╭──

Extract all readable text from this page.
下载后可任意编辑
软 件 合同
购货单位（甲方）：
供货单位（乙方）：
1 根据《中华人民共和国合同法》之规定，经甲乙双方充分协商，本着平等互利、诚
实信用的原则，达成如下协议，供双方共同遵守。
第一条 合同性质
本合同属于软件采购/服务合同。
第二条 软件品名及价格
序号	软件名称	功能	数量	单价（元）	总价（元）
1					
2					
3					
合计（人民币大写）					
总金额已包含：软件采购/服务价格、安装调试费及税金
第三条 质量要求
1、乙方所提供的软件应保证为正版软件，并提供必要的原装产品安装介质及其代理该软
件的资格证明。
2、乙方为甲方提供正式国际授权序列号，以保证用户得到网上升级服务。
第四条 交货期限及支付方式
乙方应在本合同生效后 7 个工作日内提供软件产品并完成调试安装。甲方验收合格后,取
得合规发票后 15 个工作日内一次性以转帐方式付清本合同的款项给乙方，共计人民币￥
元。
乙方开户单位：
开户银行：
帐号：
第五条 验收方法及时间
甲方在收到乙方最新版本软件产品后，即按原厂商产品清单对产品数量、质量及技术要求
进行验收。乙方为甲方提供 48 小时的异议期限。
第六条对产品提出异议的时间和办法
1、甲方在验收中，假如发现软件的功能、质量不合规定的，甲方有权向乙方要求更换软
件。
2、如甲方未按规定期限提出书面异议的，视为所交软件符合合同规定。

╰──

Reproduce the records above exactly.

SOLUTION TO THIS TASK:
Extract all readable text from this page.
下载后可任意编辑
软 件 合同
购货单位（甲方）：
供货单位（乙方）：
1 根据《中华人民共和国合同法》之规定，经甲乙双方充分协商，本着平等互利、诚
实信用的原则，达成如下协议，供双方共同遵守。
第一条 合同性质
本合同属于软件采购/服务合同。
第二条 软件品名及价格
序号	软件名称	功能	数量	单价（元）	总价（元）
1					
2					
3					
合计（人民币大写）					
总金额已包含：软件采购/服务价格、安装调试费及税金
第三条 质量要求
1、乙方所提供的软件应保证为正版软件，并提供必要的原装产品安装介质及其代理该软
件的资格证明。
2、乙方为甲方提供正式国际授权序列号，以保证用户得到网上升级服务。
第四条 交货期限及支付方式
乙方应在本合同生效后 7 个工作日内提供软件产品并完成调试安装。甲方验收合格后,取
得合规发票后 15 个工作日内一次性以转帐方式付清本合同的款项给乙方，共计人民币￥
元。
乙方开户单位：
开户银行：
帐号：
第五条 验收方法及时间
甲方在收到乙方最新版本软件产品后，即按原厂商产品清单对产品数量、质量及技术要求
进行验收。乙方为甲方提供 48 小时的异议期限。
第六条对产品提出异议的时间和办法
1、甲方在验收中，假如发现软件的功能、质量不合规定的，甲方有权向乙方要求更换软
件。
2、如甲方未按规定期限提出书面异议的，视为所交软件符合合同规定。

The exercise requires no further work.